▶ _Extracted data_:
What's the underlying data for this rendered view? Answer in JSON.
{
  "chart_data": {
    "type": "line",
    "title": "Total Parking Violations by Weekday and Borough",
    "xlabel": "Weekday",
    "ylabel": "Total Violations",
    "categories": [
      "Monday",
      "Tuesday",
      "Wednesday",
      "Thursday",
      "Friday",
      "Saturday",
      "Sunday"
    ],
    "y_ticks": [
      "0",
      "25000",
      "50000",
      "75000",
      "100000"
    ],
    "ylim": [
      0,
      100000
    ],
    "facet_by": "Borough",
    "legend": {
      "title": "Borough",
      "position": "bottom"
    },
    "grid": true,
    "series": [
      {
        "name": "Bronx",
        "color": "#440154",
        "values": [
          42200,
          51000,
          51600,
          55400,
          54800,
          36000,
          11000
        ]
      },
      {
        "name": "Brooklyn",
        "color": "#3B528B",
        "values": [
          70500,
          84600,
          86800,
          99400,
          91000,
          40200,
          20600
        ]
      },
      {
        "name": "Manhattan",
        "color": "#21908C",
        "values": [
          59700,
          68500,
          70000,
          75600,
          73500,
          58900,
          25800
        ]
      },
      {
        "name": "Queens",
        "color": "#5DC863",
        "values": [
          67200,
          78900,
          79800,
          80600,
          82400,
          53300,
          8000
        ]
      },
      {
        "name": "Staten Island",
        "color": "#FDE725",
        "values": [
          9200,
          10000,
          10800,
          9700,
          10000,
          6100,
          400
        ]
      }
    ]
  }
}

▶ _Task objective_:
Take the entries above and copy them out exactly.

▶ _Solution below_:
What's the underlying data for this rendered view? Answer in JSON.
{
  "chart_data": {
    "type": "line",
    "title": "Total Parking Violations by Weekday and Borough",
    "xlabel": "Weekday",
    "ylabel": "Total Violations",
    "categories": [
      "Monday",
      "Tuesday",
      "Wednesday",
      "Thursday",
      "Friday",
      "Saturday",
      "Sunday"
    ],
    "y_ticks": [
      "0",
      "25000",
      "50000",
      "75000",
      "100000"
    ],
    "ylim": [
      0,
      100000
    ],
    "facet_by": "Borough",
    "legend": {
      "title": "Borough",
      "position": "bottom"
    },
    "grid": true,
    "series": [
      {
        "name": "Bronx",
        "color": "#440154",
        "values": [
          42200,
          51000,
          51600,
          55400,
          54800,
          36000,
          11000
        ]
      },
      {
        "name": "Brooklyn",
        "color": "#3B528B",
        "values": [
          70500,
          84600,
          86800,
          99400,
          91000,
          40200,
          20600
        ]
      },
      {
        "name": "Manhattan",
        "color": "#21908C",
        "values": [
          59700,
          68500,
          70000,
          75600,
          73500,
          58900,
          25800
        ]
      },
      {
        "name": "Queens",
        "color": "#5DC863",
        "values": [
          67200,
          78900,
          79800,
          80600,
          82400,
          53300,
          8000
        ]
      },
      {
        "name": "Staten Island",
        "color": "#FDE725",
        "values": [
          9200,
          10000,
          10800,
          9700,
          10000,
          6100,
          400
        ]
      }
    ]
  }
}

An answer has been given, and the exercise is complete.